Significant developments have transpired since January 2025. The United States has elected a new administration, with Donald Trump returning to the White House. His administration is quickly implementing a series of executive orders that impact various areas, including politics, economics, and the release of classified documents related to JFK, RFK, and Martin Luther King Jr. Trump has emphasized the importance of oil as a vital asset within the U.S. framework, prioritising oil exploration and drilling to enhance energy independence.

Currently, U.S. officials are engaged in discussions with European nations at the Munich Security Meeting in Germany, addressing Europe’s security needs and NATO contributions amidst funding concerns. The U.S. also held talks with Russia in Saudi Arabia aimed at resolving the Russia-Ukraine conflict, with the goal of preventing human losses and facilitating the rebuilding of Ukraine. The Trump administration has informed Ukraine of the necessity for at least 50% U.S. ownership in rare earth minerals to secure American troop deployment, presenting this as a means for Ukraine to reimburse the U.S. for defence expenditures related to the ongoing conflict.

An executive order from President Trump specifically suspends all aid to South Africa, including funding for HIV/AIDS and tuberculosis combatting initiatives under the PEPFAR program. This suspension is pending further investigation into particular issues within the country, representing a loss of approximately $400 million (around R6.6 billion) for the 2024/25 fiscal year—17% of South Africa’s budget for HIV/AIDS responses. The South African government will need to seek alternative funding sources given the financial requirements of the National Health Insurance (NHI).

■ TASK SET ■
a. Reproduce word for word the part of the passage on U.S. policy since January 2025 that begins at the words "Currently, U.S. officials" and stops after "the ongoing conflict.".
b. Count the lines in the records that contain the string "colorbar", with case counting, and reply with only the number.

■ DATA PROVIDED ■
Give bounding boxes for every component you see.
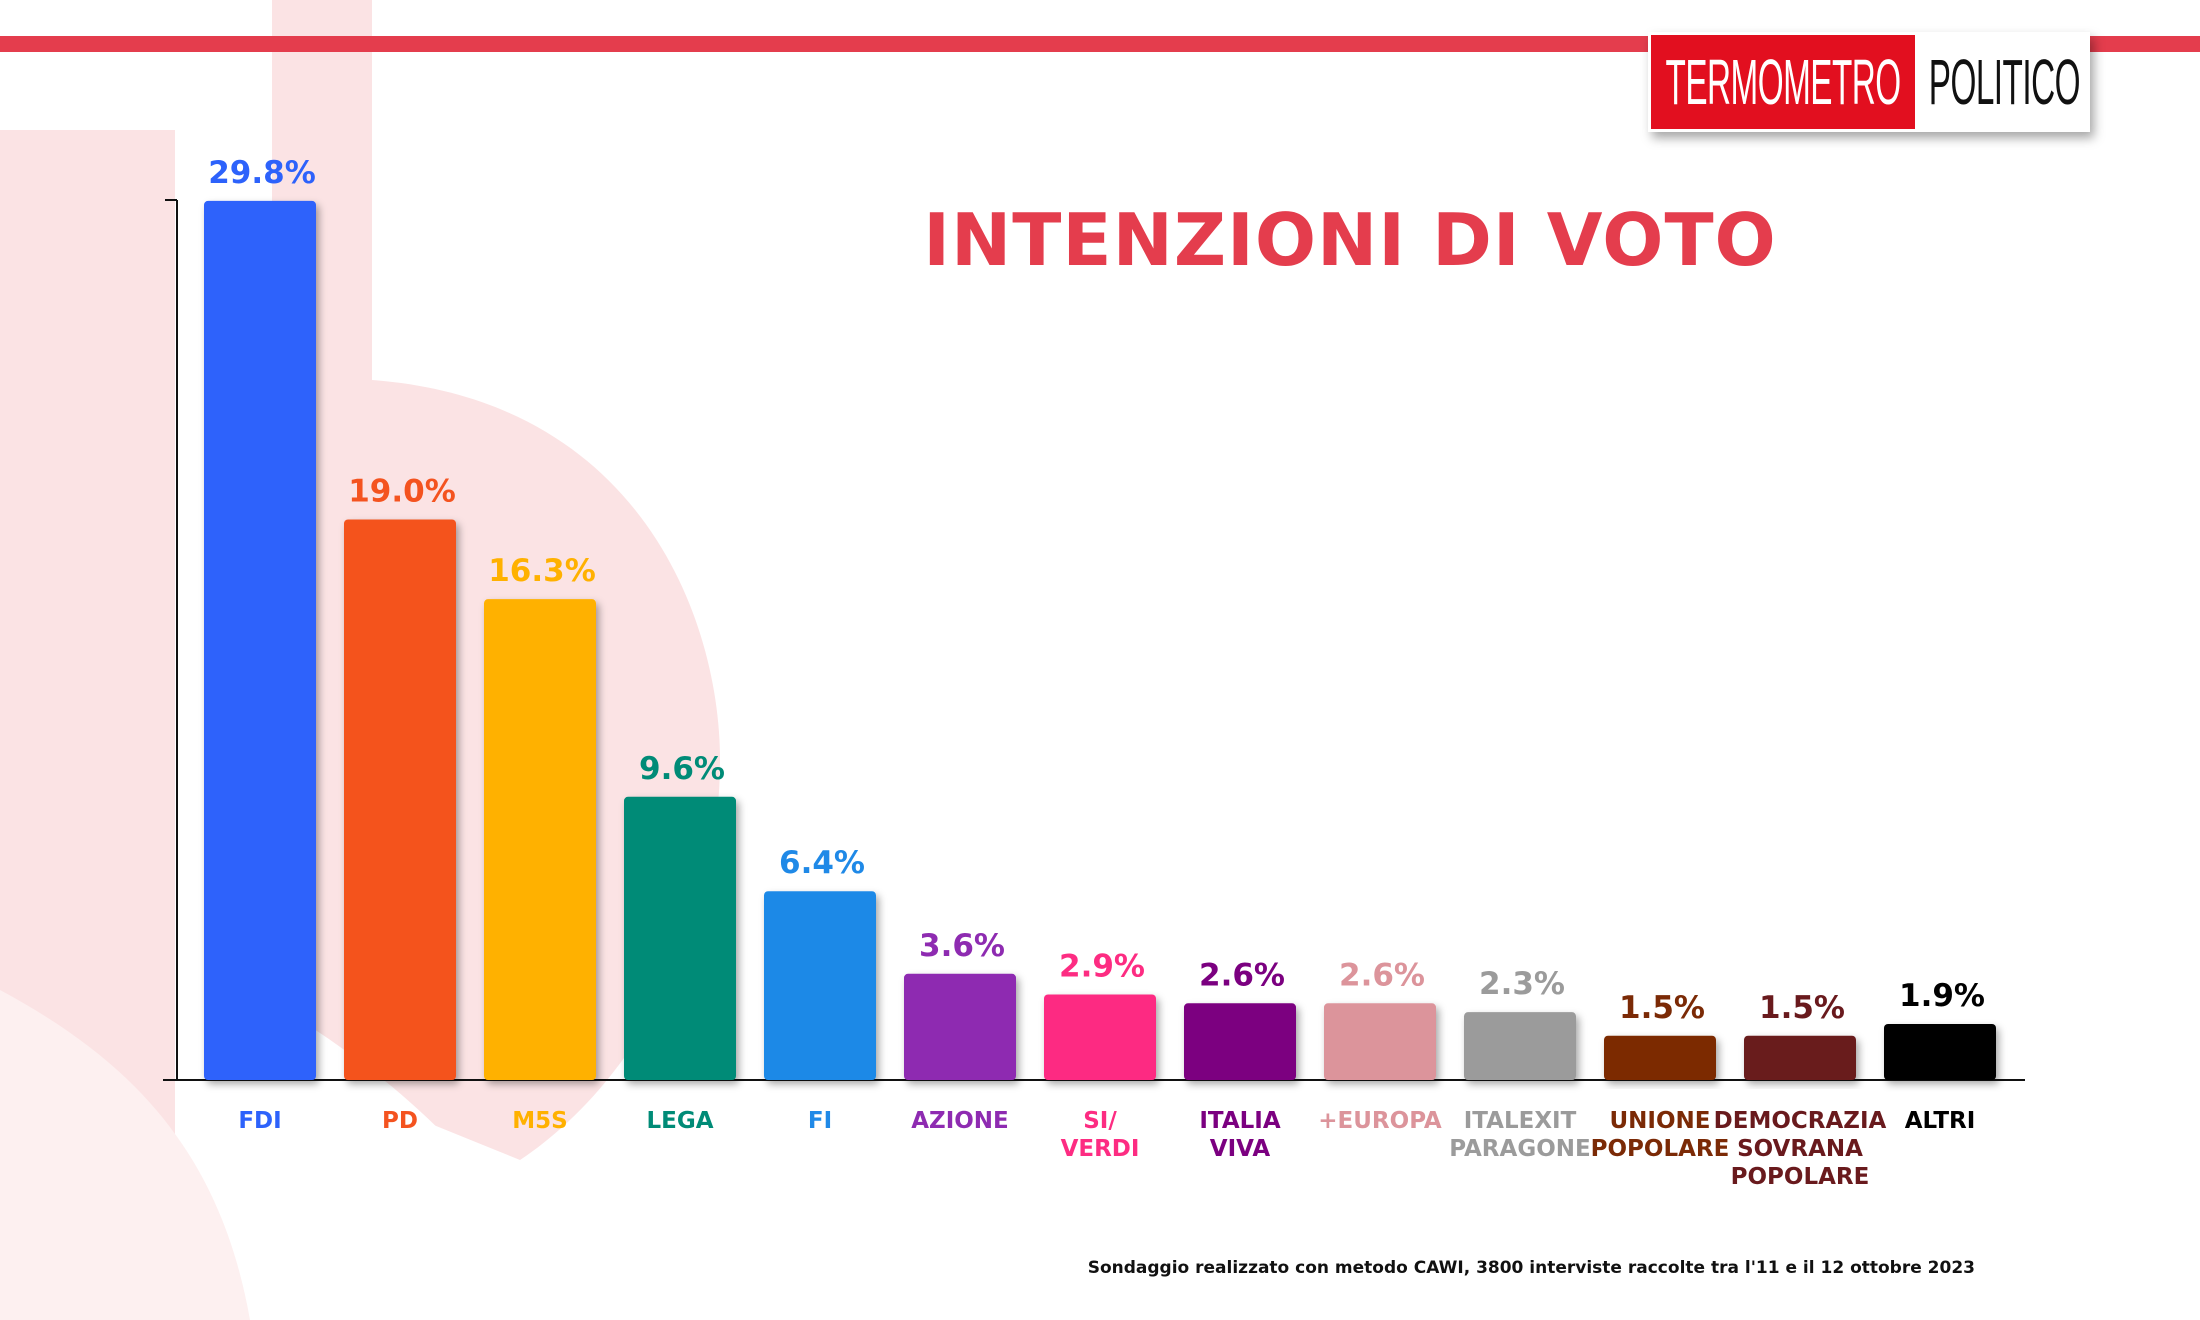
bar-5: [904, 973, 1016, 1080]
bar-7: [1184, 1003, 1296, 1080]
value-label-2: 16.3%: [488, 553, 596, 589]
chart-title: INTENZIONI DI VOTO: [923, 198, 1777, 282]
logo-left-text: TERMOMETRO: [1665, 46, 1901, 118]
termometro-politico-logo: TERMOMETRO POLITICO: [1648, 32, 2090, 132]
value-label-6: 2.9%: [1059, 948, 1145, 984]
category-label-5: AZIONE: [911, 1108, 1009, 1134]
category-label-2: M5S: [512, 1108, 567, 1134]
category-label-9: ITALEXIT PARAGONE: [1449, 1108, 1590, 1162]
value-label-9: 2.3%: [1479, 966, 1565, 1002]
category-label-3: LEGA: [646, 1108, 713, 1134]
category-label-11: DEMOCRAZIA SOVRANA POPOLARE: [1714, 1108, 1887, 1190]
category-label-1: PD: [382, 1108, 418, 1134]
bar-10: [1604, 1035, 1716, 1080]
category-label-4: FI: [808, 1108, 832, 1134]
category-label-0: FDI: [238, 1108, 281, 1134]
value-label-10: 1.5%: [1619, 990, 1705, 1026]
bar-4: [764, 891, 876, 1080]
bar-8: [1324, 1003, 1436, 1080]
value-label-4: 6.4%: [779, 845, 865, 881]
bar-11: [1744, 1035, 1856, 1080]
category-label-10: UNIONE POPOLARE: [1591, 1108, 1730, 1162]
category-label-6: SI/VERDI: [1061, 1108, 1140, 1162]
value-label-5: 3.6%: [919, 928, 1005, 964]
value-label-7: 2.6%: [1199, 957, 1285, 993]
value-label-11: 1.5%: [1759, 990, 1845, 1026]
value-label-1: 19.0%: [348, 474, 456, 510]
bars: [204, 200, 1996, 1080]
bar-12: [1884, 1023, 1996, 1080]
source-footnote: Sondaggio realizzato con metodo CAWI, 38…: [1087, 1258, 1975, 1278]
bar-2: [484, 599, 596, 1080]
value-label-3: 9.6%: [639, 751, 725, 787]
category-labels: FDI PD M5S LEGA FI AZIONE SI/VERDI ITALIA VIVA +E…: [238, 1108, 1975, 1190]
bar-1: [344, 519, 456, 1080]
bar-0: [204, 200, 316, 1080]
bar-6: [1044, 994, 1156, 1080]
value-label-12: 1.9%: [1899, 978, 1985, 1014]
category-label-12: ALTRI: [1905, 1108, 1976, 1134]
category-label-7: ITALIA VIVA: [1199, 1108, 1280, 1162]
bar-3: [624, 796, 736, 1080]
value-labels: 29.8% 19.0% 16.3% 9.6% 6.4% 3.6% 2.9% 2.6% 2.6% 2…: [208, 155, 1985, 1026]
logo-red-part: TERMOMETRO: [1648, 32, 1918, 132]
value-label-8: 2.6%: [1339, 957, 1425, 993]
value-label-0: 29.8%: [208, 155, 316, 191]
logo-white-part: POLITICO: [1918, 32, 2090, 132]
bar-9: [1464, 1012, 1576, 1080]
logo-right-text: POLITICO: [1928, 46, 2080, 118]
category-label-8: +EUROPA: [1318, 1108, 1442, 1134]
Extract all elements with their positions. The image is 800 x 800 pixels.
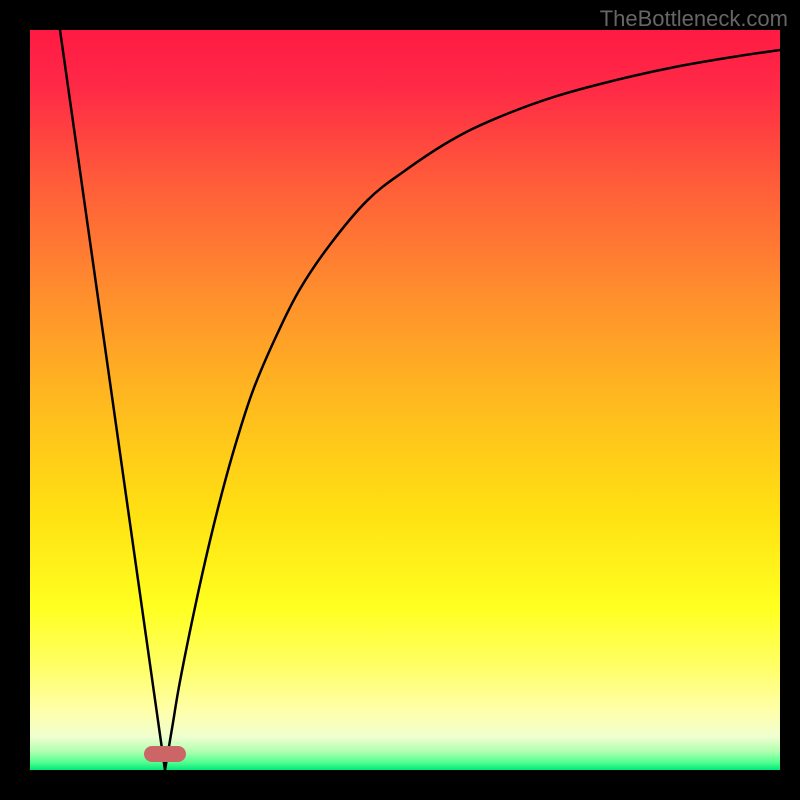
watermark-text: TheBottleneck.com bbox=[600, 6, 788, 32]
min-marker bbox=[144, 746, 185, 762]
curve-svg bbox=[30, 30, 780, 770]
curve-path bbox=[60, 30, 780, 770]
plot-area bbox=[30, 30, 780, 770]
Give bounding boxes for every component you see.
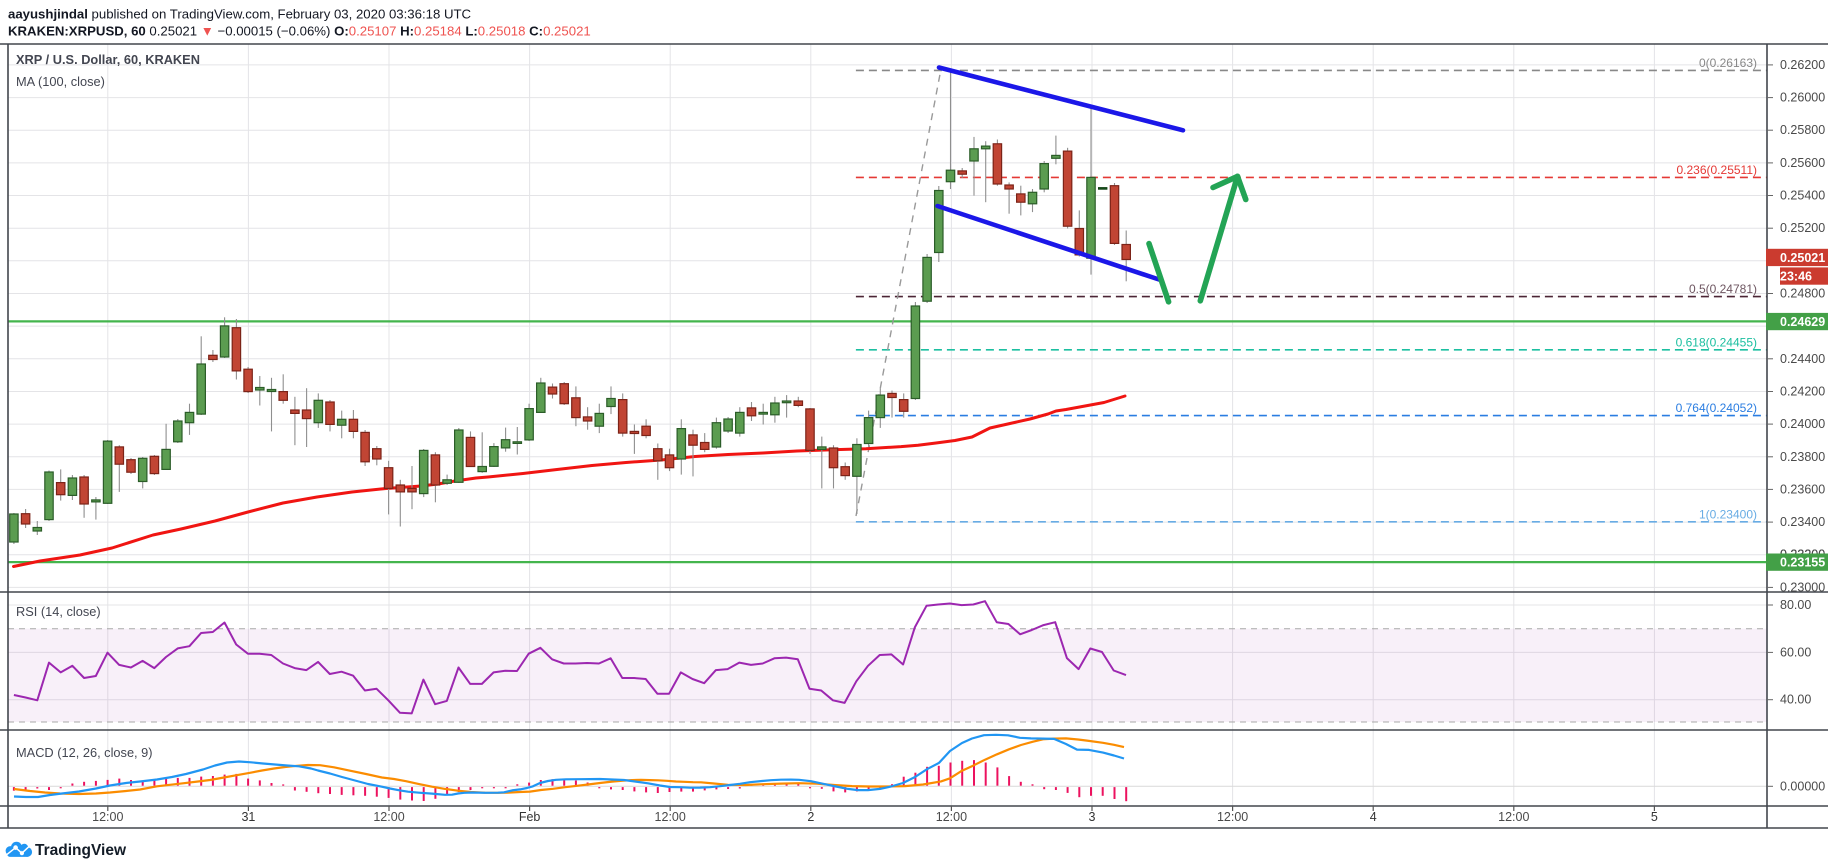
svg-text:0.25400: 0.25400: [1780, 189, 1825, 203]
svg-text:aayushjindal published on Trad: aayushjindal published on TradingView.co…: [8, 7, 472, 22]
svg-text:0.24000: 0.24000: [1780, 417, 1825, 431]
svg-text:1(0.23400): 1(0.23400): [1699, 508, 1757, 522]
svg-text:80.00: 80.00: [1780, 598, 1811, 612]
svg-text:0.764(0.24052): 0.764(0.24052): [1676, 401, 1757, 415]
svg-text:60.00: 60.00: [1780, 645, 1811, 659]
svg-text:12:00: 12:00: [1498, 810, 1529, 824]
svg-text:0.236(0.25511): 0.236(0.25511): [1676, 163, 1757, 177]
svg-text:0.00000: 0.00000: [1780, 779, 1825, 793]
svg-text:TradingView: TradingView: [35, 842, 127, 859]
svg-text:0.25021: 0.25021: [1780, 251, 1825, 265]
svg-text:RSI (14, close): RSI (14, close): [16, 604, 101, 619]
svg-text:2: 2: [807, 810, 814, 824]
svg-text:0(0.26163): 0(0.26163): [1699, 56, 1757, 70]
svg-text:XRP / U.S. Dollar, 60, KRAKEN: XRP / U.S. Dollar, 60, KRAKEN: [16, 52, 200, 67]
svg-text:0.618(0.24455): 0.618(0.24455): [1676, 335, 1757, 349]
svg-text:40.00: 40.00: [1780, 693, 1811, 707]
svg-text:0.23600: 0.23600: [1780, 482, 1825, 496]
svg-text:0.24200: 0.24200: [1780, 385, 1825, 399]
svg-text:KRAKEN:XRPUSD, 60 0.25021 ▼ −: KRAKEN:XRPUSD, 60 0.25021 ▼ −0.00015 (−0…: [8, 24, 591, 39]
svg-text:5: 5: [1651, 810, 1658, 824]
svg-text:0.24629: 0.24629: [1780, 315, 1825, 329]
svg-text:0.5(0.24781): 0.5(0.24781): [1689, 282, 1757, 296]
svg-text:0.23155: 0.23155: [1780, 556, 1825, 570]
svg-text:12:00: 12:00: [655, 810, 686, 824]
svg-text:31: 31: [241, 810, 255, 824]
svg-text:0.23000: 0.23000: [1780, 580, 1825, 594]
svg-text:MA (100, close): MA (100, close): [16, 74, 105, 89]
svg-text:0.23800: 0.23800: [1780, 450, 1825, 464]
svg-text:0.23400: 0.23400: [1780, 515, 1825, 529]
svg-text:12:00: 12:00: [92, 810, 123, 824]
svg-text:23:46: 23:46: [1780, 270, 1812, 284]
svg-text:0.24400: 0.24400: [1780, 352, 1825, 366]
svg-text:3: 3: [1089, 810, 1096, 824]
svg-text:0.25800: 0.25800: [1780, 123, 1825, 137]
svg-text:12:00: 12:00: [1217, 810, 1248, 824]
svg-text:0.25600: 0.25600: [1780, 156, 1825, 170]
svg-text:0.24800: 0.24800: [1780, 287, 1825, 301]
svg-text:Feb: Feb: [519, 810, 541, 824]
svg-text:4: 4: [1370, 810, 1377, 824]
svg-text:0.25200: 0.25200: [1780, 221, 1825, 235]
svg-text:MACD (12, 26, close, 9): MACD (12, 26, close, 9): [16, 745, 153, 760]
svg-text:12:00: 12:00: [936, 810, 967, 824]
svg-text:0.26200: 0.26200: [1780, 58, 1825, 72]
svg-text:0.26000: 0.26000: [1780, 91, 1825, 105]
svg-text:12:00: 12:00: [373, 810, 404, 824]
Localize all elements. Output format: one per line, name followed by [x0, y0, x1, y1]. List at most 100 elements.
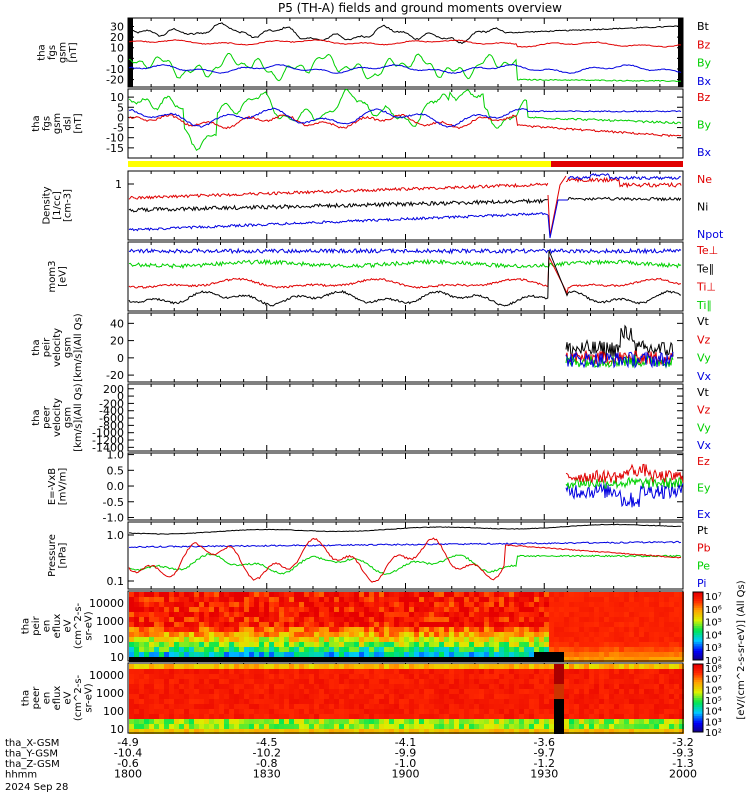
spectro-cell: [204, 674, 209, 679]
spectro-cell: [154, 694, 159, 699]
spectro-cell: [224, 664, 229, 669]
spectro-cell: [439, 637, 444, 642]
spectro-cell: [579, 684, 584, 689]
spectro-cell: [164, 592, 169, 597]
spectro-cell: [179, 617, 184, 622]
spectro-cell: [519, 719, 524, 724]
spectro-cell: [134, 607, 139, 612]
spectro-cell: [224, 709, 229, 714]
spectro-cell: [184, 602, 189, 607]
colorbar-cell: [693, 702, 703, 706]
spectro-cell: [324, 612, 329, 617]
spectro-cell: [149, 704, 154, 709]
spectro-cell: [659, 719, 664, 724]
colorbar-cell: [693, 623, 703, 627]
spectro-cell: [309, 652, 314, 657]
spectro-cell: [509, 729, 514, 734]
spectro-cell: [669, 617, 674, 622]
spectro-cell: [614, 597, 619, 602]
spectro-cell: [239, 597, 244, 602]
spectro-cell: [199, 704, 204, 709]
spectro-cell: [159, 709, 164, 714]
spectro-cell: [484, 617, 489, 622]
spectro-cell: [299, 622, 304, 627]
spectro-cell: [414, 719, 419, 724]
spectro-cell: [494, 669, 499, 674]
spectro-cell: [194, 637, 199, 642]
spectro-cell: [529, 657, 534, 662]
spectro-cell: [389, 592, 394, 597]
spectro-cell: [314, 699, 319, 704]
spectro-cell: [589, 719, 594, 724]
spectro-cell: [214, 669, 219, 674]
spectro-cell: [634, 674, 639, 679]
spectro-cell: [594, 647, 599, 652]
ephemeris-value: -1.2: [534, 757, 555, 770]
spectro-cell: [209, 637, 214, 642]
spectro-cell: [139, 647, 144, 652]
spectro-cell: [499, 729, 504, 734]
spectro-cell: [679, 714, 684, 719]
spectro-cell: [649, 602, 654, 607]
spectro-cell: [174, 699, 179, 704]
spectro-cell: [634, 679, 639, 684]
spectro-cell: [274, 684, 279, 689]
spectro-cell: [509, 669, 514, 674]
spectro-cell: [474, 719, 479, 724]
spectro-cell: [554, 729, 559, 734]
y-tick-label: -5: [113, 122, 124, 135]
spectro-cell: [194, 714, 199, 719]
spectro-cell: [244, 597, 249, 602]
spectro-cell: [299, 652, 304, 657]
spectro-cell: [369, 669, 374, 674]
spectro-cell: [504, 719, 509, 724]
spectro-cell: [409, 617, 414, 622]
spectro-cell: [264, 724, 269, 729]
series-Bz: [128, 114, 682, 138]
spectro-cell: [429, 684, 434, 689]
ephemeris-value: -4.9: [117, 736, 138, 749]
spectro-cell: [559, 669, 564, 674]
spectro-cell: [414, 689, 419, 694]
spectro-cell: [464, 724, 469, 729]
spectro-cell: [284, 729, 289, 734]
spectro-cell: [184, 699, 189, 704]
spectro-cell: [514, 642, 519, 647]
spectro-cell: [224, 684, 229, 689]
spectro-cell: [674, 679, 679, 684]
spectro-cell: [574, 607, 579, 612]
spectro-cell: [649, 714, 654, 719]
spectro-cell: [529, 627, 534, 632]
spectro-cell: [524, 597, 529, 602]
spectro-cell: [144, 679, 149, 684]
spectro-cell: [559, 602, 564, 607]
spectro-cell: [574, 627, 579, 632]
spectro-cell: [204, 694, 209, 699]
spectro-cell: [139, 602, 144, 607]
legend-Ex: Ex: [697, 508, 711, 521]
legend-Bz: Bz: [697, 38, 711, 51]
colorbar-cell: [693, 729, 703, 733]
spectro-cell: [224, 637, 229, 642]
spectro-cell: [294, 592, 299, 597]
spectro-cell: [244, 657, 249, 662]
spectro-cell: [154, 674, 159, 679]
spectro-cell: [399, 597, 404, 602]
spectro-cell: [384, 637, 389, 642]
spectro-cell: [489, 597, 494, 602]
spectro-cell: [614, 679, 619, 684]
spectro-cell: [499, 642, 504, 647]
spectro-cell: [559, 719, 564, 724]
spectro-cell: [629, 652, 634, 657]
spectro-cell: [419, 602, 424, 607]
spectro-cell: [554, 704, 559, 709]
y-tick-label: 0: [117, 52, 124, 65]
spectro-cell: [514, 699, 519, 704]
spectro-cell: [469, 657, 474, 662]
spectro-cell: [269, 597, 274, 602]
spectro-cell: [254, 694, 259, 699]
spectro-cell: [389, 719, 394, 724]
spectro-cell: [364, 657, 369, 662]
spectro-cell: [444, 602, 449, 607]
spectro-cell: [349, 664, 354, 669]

■ RESPONSES PER TASK ■
a.
Currently, U.S. officials are engaged in discussions with European nations at the Munich Security Meeting in Germany, addressing Europe’s security needs and NATO contributions amidst funding concerns. The U.S. also held talks with Russia in Saudi Arabia aimed at resolving the Russia-Ukraine conflict, with the goal of preventing human losses and facilitating the rebuilding of Ukraine. The Trump administration has informed Ukraine of the necessity for at least 50% U.S. ownership in rare earth minerals to secure American troop deployment, presenting this as a means for Ukraine to reimburse the U.S. for defence expenditures related to the ongoing conflict.

b. 3